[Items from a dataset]
━━━━━━━━━━━━━━━━

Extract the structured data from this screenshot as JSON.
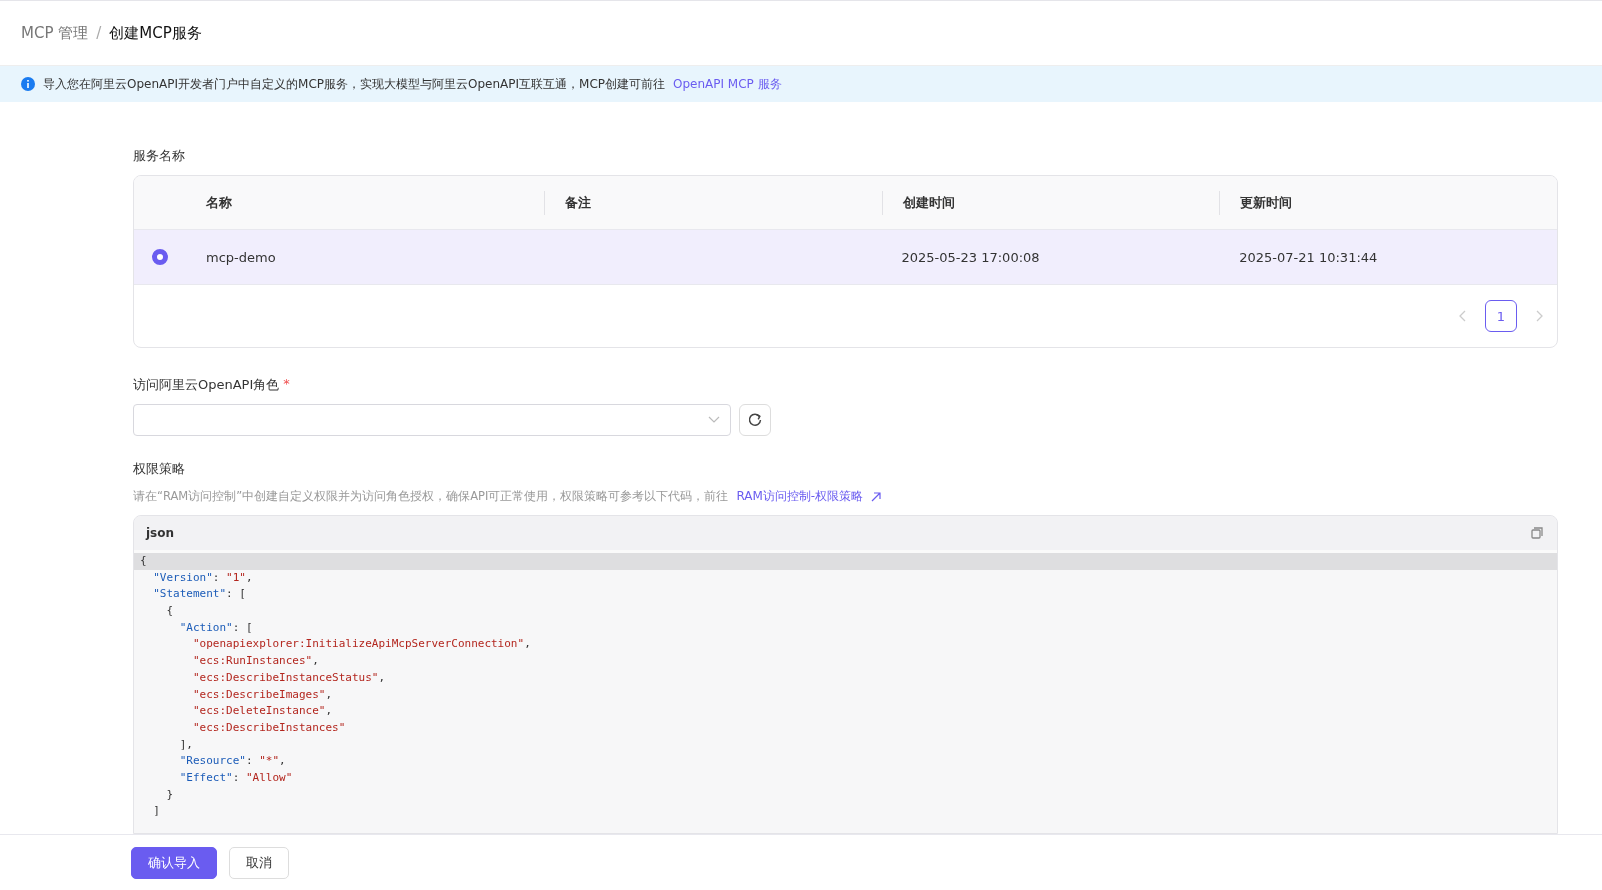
{
  "breadcrumb": [
    {
      "label": "MCP 管理",
      "current": false
    },
    {
      "label": "创建MCP服务",
      "current": true
    }
  ],
  "breadcrumb_separator": "/",
  "notice": {
    "text": "导入您在阿里云OpenAPI开发者门户中自定义的MCP服务，实现大模型与阿里云OpenAPI互联互通，MCP创建可前往",
    "link": "OpenAPI MCP 服务"
  },
  "service_section": {
    "label": "服务名称",
    "table": {
      "columns": [
        "名称",
        "备注",
        "创建时间",
        "更新时间"
      ],
      "rows": [
        {
          "selected": true,
          "cells": [
            "mcp-demo",
            "",
            "2025-05-23 17:00:08",
            "2025-07-21 10:31:44"
          ]
        }
      ]
    },
    "pagination": {
      "pages": [
        {
          "label": "1",
          "selected": true
        }
      ]
    }
  },
  "role_section": {
    "label": "访问阿里云OpenAPI角色",
    "required": true,
    "required_mark": "*"
  },
  "policy_section": {
    "label": "权限策略",
    "hint": "请在“RAM访问控制”中创建自定义权限并为访问角色授权，确保API可正常使用，权限策略可参考以下代码，前往",
    "link": "RAM访问控制-权限策略",
    "code": {
      "language": "json",
      "lines": [
        {
          "text": "{",
          "highlighted": true
        },
        {
          "text": "  \"Version\": \"1\",",
          "highlighted": false
        },
        {
          "text": "  \"Statement\": [",
          "highlighted": false
        },
        {
          "text": "    {",
          "highlighted": false
        },
        {
          "text": "      \"Action\": [",
          "highlighted": false
        },
        {
          "text": "        \"openapiexplorer:InitializeApiMcpServerConnection\",",
          "highlighted": false
        },
        {
          "text": "        \"ecs:RunInstances\",",
          "highlighted": false
        },
        {
          "text": "        \"ecs:DescribeInstanceStatus\",",
          "highlighted": false
        },
        {
          "text": "        \"ecs:DescribeImages\",",
          "highlighted": false
        },
        {
          "text": "        \"ecs:DeleteInstance\",",
          "highlighted": false
        },
        {
          "text": "        \"ecs:DescribeInstances\"",
          "highlighted": false
        },
        {
          "text": "      ],",
          "highlighted": false
        },
        {
          "text": "      \"Resource\": \"*\",",
          "highlighted": false
        },
        {
          "text": "      \"Effect\": \"Allow\"",
          "highlighted": false
        },
        {
          "text": "    }",
          "highlighted": false
        },
        {
          "text": "  ]",
          "highlighted": false
        }
      ]
    }
  },
  "buttons": [
    {
      "label": "确认导入",
      "kind": "primary"
    },
    {
      "label": "取消",
      "kind": "default"
    }
  ]
}
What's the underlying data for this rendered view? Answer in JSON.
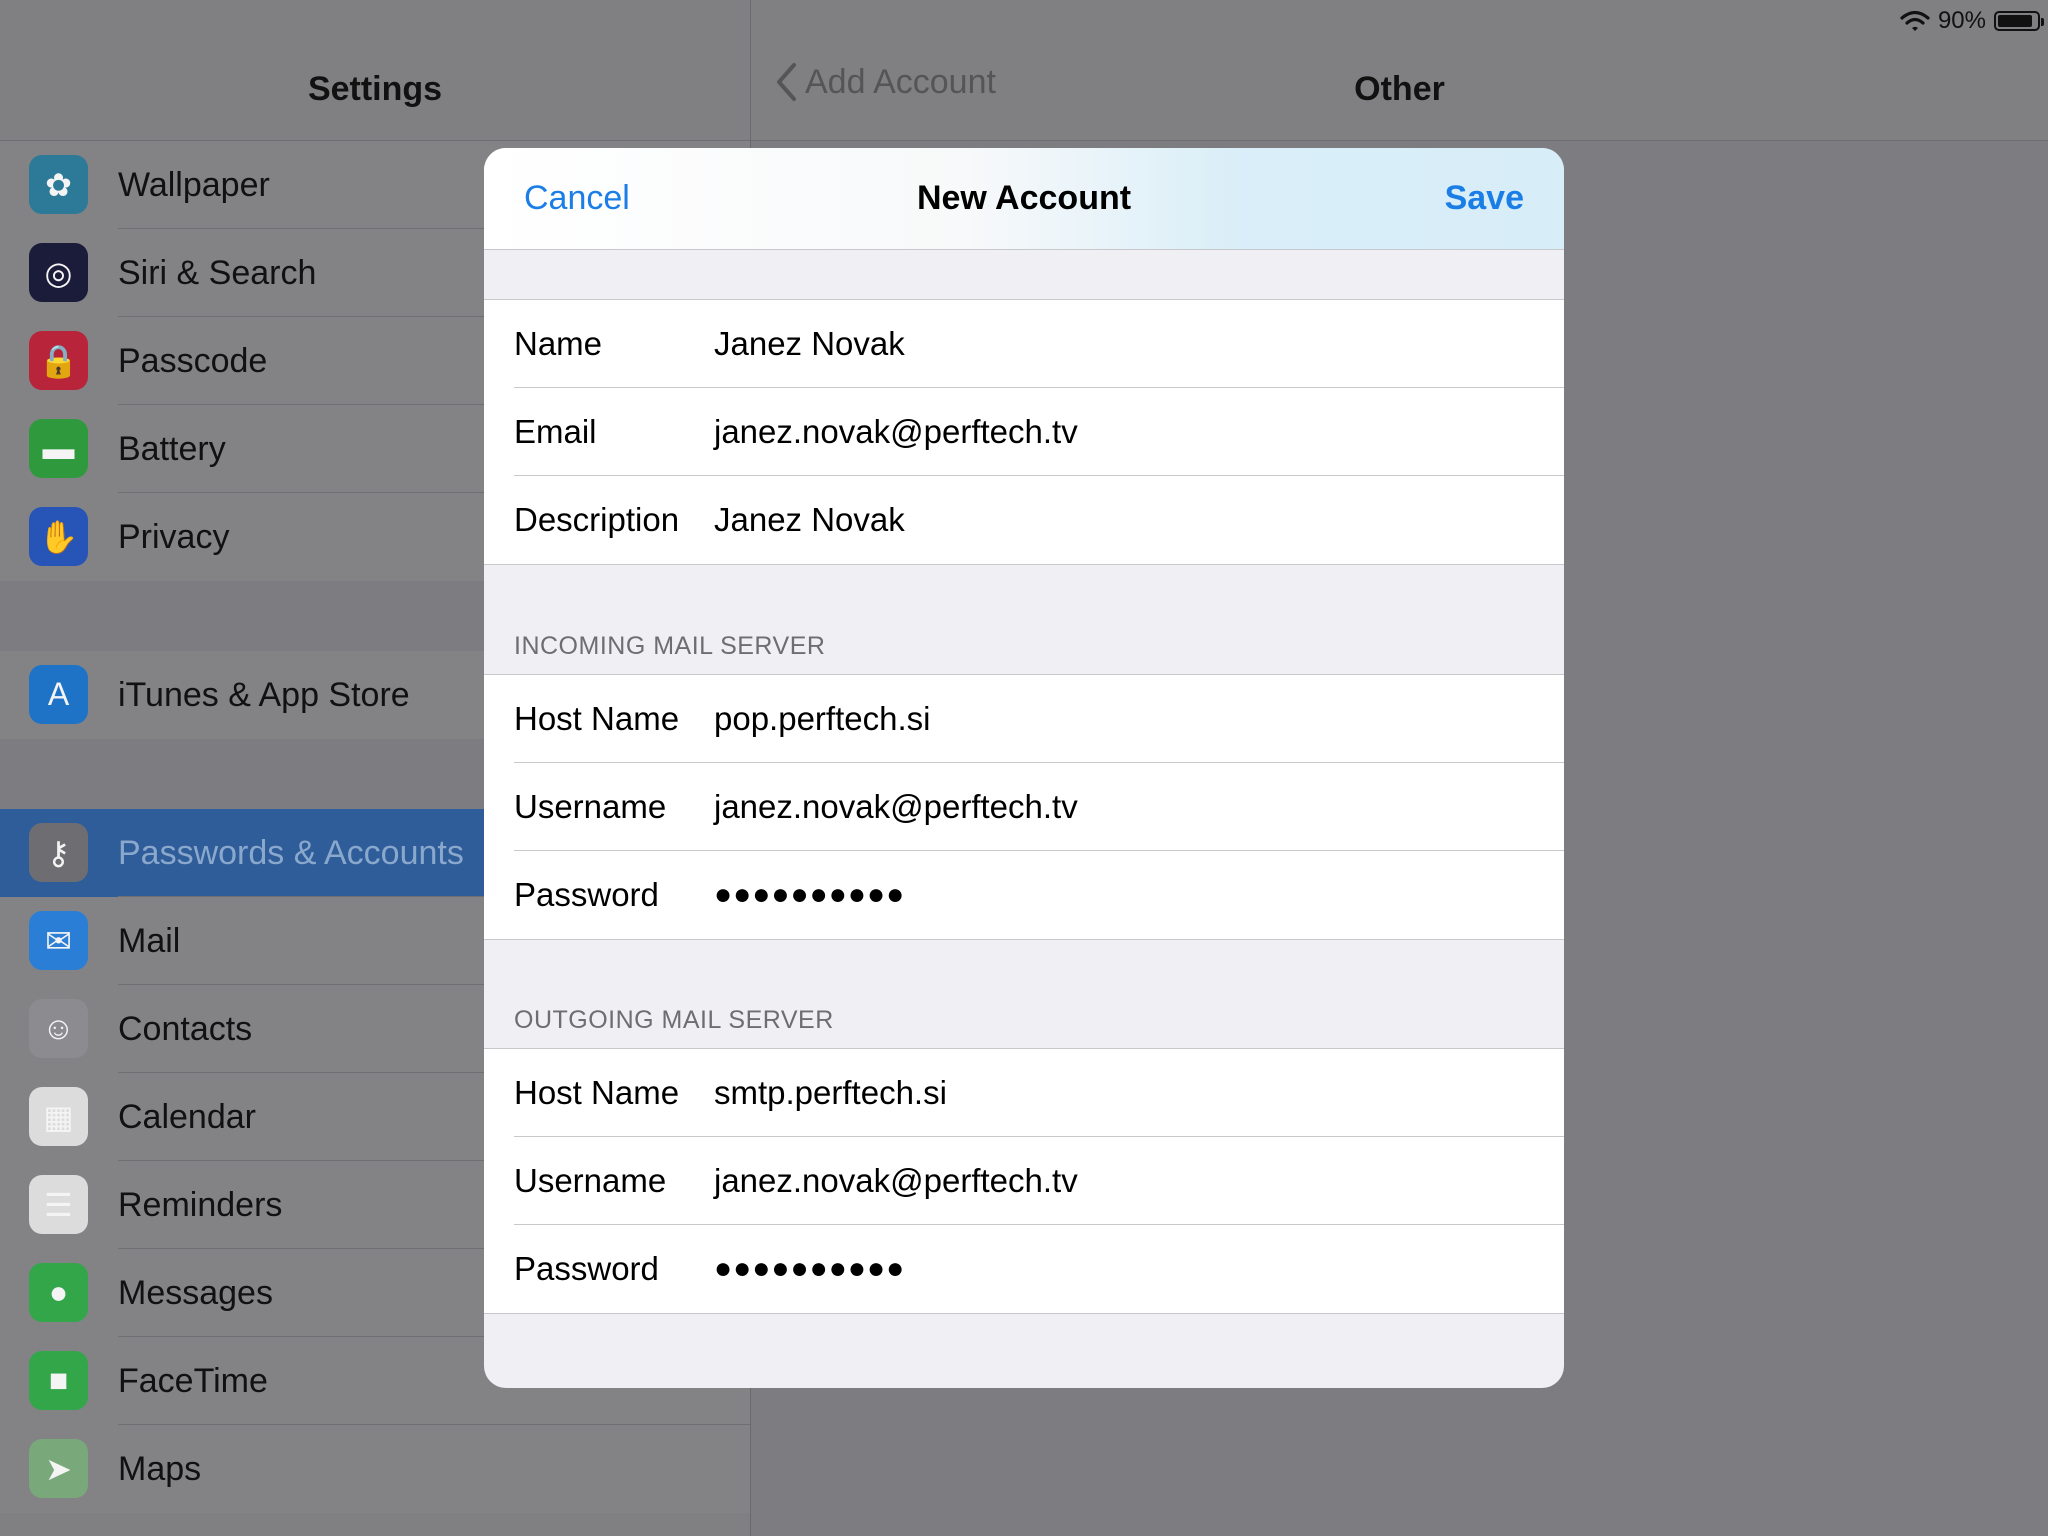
{
  "status_bar": {
    "battery_percent": "90%",
    "battery_level": 0.9
  },
  "sidebar": {
    "title": "Settings",
    "groups": [
      [
        {
          "label": "Wallpaper",
          "icon": "flower-icon",
          "color": "#2c7a97"
        },
        {
          "label": "Siri & Search",
          "icon": "siri-icon",
          "color": "#1b1b3a"
        },
        {
          "label": "Passcode",
          "icon": "lock-icon",
          "color": "#b8243a"
        },
        {
          "label": "Battery",
          "icon": "battery-icon",
          "color": "#2f9a3d"
        },
        {
          "label": "Privacy",
          "icon": "hand-icon",
          "color": "#2655b7"
        }
      ],
      [
        {
          "label": "iTunes & App Store",
          "icon": "app-store-icon",
          "color": "#1f73c7"
        }
      ],
      [
        {
          "label": "Passwords & Accounts",
          "icon": "key-icon",
          "color": "#6e6e72",
          "selected": true
        },
        {
          "label": "Mail",
          "icon": "envelope-icon",
          "color": "#2a7ed6"
        },
        {
          "label": "Contacts",
          "icon": "contacts-icon",
          "color": "#8c8c90"
        },
        {
          "label": "Calendar",
          "icon": "calendar-icon",
          "color": "#dcdcdc"
        },
        {
          "label": "Reminders",
          "icon": "reminders-icon",
          "color": "#dcdcdc"
        },
        {
          "label": "Messages",
          "icon": "speech-bubble-icon",
          "color": "#33a64a"
        },
        {
          "label": "FaceTime",
          "icon": "video-camera-icon",
          "color": "#33a64a"
        },
        {
          "label": "Maps",
          "icon": "map-icon",
          "color": "#79a97a"
        }
      ]
    ]
  },
  "detail": {
    "back_label": "Add Account",
    "title": "Other"
  },
  "modal": {
    "cancel_label": "Cancel",
    "title": "New Account",
    "save_label": "Save",
    "account": [
      {
        "label": "Name",
        "value": "Janez Novak"
      },
      {
        "label": "Email",
        "value": "janez.novak@perftech.tv"
      },
      {
        "label": "Description",
        "value": "Janez Novak"
      }
    ],
    "incoming": {
      "header": "INCOMING MAIL SERVER",
      "rows": [
        {
          "label": "Host Name",
          "value": "pop.perftech.si"
        },
        {
          "label": "Username",
          "value": "janez.novak@perftech.tv"
        },
        {
          "label": "Password",
          "value": "●●●●●●●●●●"
        }
      ]
    },
    "outgoing": {
      "header": "OUTGOING MAIL SERVER",
      "rows": [
        {
          "label": "Host Name",
          "value": "smtp.perftech.si"
        },
        {
          "label": "Username",
          "value": "janez.novak@perftech.tv"
        },
        {
          "label": "Password",
          "value": "●●●●●●●●●●"
        }
      ]
    }
  }
}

━━━━━━━━━━━━━━━━

= What the task requires =
Restate the data above word for word. Skip every picture.

= Answer below =
Extract the structured data from this screenshot as JSON.
{
  "breadcrumb": [
    {
      "label": "MCP 管理",
      "current": false
    },
    {
      "label": "创建MCP服务",
      "current": true
    }
  ],
  "breadcrumb_separator": "/",
  "notice": {
    "text": "导入您在阿里云OpenAPI开发者门户中自定义的MCP服务，实现大模型与阿里云OpenAPI互联互通，MCP创建可前往",
    "link": "OpenAPI MCP 服务"
  },
  "service_section": {
    "label": "服务名称",
    "table": {
      "columns": [
        "名称",
        "备注",
        "创建时间",
        "更新时间"
      ],
      "rows": [
        {
          "selected": true,
          "cells": [
            "mcp-demo",
            "",
            "2025-05-23 17:00:08",
            "2025-07-21 10:31:44"
          ]
        }
      ]
    },
    "pagination": {
      "pages": [
        {
          "label": "1",
          "selected": true
        }
      ]
    }
  },
  "role_section": {
    "label": "访问阿里云OpenAPI角色",
    "required": true,
    "required_mark": "*"
  },
  "policy_section": {
    "label": "权限策略",
    "hint": "请在“RAM访问控制”中创建自定义权限并为访问角色授权，确保API可正常使用，权限策略可参考以下代码，前往",
    "link": "RAM访问控制-权限策略",
    "code": {
      "language": "json",
      "lines": [
        {
          "text": "{",
          "highlighted": true
        },
        {
          "text": "  \"Version\": \"1\",",
          "highlighted": false
        },
        {
          "text": "  \"Statement\": [",
          "highlighted": false
        },
        {
          "text": "    {",
          "highlighted": false
        },
        {
          "text": "      \"Action\": [",
          "highlighted": false
        },
        {
          "text": "        \"openapiexplorer:InitializeApiMcpServerConnection\",",
          "highlighted": false
        },
        {
          "text": "        \"ecs:RunInstances\",",
          "highlighted": false
        },
        {
          "text": "        \"ecs:DescribeInstanceStatus\",",
          "highlighted": false
        },
        {
          "text": "        \"ecs:DescribeImages\",",
          "highlighted": false
        },
        {
          "text": "        \"ecs:DeleteInstance\",",
          "highlighted": false
        },
        {
          "text": "        \"ecs:DescribeInstances\"",
          "highlighted": false
        },
        {
          "text": "      ],",
          "highlighted": false
        },
        {
          "text": "      \"Resource\": \"*\",",
          "highlighted": false
        },
        {
          "text": "      \"Effect\": \"Allow\"",
          "highlighted": false
        },
        {
          "text": "    }",
          "highlighted": false
        },
        {
          "text": "  ]",
          "highlighted": false
        }
      ]
    }
  },
  "buttons": [
    {
      "label": "确认导入",
      "kind": "primary"
    },
    {
      "label": "取消",
      "kind": "default"
    }
  ]
}
What's the underlying data for this rendered view? Answer in JSON.
{
  "status_bar": {
    "battery_percent": "90%",
    "battery_level": 0.9
  },
  "sidebar": {
    "title": "Settings",
    "groups": [
      [
        {
          "label": "Wallpaper",
          "icon": "flower-icon",
          "color": "#2c7a97"
        },
        {
          "label": "Siri & Search",
          "icon": "siri-icon",
          "color": "#1b1b3a"
        },
        {
          "label": "Passcode",
          "icon": "lock-icon",
          "color": "#b8243a"
        },
        {
          "label": "Battery",
          "icon": "battery-icon",
          "color": "#2f9a3d"
        },
        {
          "label": "Privacy",
          "icon": "hand-icon",
          "color": "#2655b7"
        }
      ],
      [
        {
          "label": "iTunes & App Store",
          "icon": "app-store-icon",
          "color": "#1f73c7"
        }
      ],
      [
        {
          "label": "Passwords & Accounts",
          "icon": "key-icon",
          "color": "#6e6e72",
          "selected": true
        },
        {
          "label": "Mail",
          "icon": "envelope-icon",
          "color": "#2a7ed6"
        },
        {
          "label": "Contacts",
          "icon": "contacts-icon",
          "color": "#8c8c90"
        },
        {
          "label": "Calendar",
          "icon": "calendar-icon",
          "color": "#dcdcdc"
        },
        {
          "label": "Reminders",
          "icon": "reminders-icon",
          "color": "#dcdcdc"
        },
        {
          "label": "Messages",
          "icon": "speech-bubble-icon",
          "color": "#33a64a"
        },
        {
          "label": "FaceTime",
          "icon": "video-camera-icon",
          "color": "#33a64a"
        },
        {
          "label": "Maps",
          "icon": "map-icon",
          "color": "#79a97a"
        }
      ]
    ]
  },
  "detail": {
    "back_label": "Add Account",
    "title": "Other"
  },
  "modal": {
    "cancel_label": "Cancel",
    "title": "New Account",
    "save_label": "Save",
    "account": [
      {
        "label": "Name",
        "value": "Janez Novak"
      },
      {
        "label": "Email",
        "value": "janez.novak@perftech.tv"
      },
      {
        "label": "Description",
        "value": "Janez Novak"
      }
    ],
    "incoming": {
      "header": "INCOMING MAIL SERVER",
      "rows": [
        {
          "label": "Host Name",
          "value": "pop.perftech.si"
        },
        {
          "label": "Username",
          "value": "janez.novak@perftech.tv"
        },
        {
          "label": "Password",
          "value": "●●●●●●●●●●"
        }
      ]
    },
    "outgoing": {
      "header": "OUTGOING MAIL SERVER",
      "rows": [
        {
          "label": "Host Name",
          "value": "smtp.perftech.si"
        },
        {
          "label": "Username",
          "value": "janez.novak@perftech.tv"
        },
        {
          "label": "Password",
          "value": "●●●●●●●●●●"
        }
      ]
    }
  }
}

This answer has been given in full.